TASK BRIEF >>
Find the lines below that contain the string "администрации". Copy each one.

— begin STORED RECORDS —

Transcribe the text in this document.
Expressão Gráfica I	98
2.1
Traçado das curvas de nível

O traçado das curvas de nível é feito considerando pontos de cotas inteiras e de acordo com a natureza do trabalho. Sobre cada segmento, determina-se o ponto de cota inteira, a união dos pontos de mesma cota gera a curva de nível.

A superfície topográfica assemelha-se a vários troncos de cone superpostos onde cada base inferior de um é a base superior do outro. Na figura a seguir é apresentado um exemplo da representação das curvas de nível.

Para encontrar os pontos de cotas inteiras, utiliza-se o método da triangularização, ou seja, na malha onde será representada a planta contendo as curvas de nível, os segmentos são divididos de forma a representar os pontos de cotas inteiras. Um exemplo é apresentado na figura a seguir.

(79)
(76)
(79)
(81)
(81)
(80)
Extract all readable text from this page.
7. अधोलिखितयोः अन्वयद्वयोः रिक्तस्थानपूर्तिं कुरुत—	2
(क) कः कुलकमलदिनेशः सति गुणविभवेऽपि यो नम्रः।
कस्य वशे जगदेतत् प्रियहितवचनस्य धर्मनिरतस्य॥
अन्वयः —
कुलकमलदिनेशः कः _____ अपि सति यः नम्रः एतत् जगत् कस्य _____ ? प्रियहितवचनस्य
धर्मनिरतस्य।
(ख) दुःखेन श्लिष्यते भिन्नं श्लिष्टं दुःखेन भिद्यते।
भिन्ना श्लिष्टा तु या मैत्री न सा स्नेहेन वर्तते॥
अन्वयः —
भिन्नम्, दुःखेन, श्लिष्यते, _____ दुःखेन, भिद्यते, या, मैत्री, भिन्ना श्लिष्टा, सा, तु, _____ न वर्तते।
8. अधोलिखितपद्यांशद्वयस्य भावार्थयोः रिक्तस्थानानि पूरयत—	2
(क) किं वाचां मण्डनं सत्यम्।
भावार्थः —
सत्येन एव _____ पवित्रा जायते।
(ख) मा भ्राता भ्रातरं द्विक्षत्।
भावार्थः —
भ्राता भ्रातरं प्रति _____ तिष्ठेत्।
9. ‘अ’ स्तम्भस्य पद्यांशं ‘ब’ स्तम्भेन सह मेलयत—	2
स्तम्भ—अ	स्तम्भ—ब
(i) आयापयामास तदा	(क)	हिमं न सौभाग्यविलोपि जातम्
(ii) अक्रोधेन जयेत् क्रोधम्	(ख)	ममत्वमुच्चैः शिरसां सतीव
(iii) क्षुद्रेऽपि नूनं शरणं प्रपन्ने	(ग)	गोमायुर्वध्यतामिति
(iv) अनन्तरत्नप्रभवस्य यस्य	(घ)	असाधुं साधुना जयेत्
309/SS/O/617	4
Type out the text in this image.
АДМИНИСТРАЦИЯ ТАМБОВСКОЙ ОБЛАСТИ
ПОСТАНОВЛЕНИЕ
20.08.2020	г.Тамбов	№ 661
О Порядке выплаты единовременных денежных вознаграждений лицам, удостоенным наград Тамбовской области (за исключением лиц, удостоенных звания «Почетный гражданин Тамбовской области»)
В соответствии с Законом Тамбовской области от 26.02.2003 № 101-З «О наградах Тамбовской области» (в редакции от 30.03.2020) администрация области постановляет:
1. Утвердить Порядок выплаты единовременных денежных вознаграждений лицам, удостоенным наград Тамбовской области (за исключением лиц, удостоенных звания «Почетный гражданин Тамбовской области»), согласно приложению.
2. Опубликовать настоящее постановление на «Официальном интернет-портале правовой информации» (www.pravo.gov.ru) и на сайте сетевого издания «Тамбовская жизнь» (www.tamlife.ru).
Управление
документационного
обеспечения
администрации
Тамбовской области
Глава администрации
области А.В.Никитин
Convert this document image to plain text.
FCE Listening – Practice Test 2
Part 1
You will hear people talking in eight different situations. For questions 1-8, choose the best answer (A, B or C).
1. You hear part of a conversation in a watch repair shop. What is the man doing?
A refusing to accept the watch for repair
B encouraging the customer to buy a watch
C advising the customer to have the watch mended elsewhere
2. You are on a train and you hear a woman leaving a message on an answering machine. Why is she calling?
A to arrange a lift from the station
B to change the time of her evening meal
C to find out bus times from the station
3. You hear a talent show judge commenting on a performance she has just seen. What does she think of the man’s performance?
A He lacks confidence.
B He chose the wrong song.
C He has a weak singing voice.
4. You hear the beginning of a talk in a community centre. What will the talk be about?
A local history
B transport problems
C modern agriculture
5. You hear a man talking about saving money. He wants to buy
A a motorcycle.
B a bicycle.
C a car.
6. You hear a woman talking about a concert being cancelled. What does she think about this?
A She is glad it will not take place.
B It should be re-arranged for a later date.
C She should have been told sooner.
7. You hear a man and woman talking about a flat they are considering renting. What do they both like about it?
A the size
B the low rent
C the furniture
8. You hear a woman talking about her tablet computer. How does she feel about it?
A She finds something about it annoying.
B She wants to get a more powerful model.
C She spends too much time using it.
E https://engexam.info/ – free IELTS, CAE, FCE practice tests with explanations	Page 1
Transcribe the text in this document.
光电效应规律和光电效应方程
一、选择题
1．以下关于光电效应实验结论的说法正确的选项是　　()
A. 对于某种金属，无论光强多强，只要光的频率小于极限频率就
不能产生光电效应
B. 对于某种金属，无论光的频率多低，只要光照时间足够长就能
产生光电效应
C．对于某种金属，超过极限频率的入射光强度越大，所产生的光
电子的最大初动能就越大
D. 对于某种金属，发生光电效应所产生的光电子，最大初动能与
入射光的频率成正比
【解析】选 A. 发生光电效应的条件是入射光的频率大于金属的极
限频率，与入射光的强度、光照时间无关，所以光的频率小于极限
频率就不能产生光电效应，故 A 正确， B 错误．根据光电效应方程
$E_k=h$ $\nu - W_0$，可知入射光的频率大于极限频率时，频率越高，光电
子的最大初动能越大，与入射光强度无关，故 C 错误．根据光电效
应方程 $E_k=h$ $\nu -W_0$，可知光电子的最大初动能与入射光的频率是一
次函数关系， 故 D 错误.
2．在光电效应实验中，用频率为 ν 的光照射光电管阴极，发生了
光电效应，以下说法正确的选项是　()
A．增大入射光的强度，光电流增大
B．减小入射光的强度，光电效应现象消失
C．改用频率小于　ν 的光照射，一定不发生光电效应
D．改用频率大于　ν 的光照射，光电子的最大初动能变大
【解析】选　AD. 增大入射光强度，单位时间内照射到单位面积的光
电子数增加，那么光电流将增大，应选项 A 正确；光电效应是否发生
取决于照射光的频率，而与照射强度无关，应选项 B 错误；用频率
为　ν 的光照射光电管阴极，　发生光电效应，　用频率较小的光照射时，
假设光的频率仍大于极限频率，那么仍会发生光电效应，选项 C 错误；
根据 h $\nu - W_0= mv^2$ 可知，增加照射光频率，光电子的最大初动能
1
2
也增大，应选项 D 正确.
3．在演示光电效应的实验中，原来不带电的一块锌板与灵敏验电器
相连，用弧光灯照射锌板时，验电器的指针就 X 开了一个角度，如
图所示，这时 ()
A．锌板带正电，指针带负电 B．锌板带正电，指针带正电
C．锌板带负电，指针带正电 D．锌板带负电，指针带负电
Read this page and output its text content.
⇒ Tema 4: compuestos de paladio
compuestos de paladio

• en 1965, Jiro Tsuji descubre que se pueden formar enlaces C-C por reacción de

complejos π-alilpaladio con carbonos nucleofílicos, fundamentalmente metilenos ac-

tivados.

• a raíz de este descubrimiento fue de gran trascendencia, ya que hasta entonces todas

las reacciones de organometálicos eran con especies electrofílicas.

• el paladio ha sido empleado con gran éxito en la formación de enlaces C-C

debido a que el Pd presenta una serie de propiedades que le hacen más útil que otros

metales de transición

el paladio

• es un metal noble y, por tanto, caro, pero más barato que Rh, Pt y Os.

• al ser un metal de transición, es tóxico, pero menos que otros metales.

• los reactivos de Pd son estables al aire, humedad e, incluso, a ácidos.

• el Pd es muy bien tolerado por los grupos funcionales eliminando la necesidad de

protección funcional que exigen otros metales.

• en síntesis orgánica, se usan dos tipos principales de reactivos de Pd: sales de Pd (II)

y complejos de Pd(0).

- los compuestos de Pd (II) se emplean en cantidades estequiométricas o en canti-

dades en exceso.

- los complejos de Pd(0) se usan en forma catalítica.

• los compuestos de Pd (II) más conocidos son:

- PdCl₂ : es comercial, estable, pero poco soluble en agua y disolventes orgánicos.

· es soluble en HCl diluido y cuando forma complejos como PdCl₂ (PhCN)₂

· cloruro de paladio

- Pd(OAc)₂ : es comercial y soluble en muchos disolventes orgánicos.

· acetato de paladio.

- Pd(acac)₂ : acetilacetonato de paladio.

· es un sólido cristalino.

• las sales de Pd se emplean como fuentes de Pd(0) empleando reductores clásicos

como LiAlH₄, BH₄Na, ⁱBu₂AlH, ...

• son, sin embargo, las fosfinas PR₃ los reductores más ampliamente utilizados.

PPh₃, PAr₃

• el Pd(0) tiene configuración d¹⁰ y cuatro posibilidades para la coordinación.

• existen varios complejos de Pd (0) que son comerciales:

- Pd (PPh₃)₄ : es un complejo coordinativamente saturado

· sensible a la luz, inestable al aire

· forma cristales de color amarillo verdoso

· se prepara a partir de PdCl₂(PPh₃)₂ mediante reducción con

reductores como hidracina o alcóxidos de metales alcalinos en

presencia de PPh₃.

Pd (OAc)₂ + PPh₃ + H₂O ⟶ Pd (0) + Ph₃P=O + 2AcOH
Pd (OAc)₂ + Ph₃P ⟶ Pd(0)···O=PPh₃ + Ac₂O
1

— end STORED RECORDS —

EXPECTED ANSWER >>
администрации
Глава администрации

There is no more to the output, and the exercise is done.